Apa itu: Faktor makroekonomi (macroeconomic factors) merujuk pada keadaan makroekonomi yang membawa peluang dan ancaman bagi kelangsungan bisnis perusahaan. Contohnya adalah pertumbuhan ekonomi, tingkat inflasi, suku bunga, dan nilai tukar.
Mereka adalah bagian lingkungan luar perusahaan yang mengekspos kinerja. Di sisi lain, perusahaan tidak memiliki kendali untuk mempengaruhi mereka dan hanya dapat beradaptasi dengan memanfaatkan setiap peluang dan meminimalisir setiap ancaman.
Jenis faktor makroekonomi yang penting
Faktor makroekonomi mempengaruhi kemampuan perusahaan dan industri untuk mendapatkan tingkat pengembalian dan profitabilitas yang memadai. Perubahannya dapat memunculkan peluang dan ancaman. Selain itu, eksposur juga bervariasi antar perusahaan dan industri.

§ **Soal Latihan 1**
Menurut teks tentang faktor makroekonomi, apa satu-satunya hal yang dapat dilakukan perusahaan terhadap faktor-faktor tersebut?
§ **Soal Latihan 2**
Tolong tuliskan kembali bagian teks tentang faktor makroekonomi, mulai dari "Mereka adalah bagian" sampai "meminimalisir setiap ancaman.", sama persis seperti aslinya.
§ **Soal Latihan 3**
Sebutkan semua contoh faktor makroekonomi yang disebutkan dalam teks tentang faktor makroekonomi.

§ **Materi yang Disediakan**

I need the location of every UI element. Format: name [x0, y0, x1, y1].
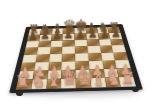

§ **Jawaban Latihan 1**
Perusahaan hanya dapat beradaptasi dengan memanfaatkan setiap peluang dan meminimalisir setiap ancaman.

§ **Jawaban Latihan 2**
Mereka adalah bagian lingkungan luar perusahaan yang mengekspos kinerja. Di sisi lain, perusahaan tidak memiliki kendali untuk mempengaruhi mereka dan hanya dapat beradaptasi dengan memanfaatkan setiap peluang dan meminimalisir setiap ancaman.

§ **Jawaban Latihan 3**
Pertumbuhan ekonomi, tingkat inflasi, suku bunga, dan nilai tukar.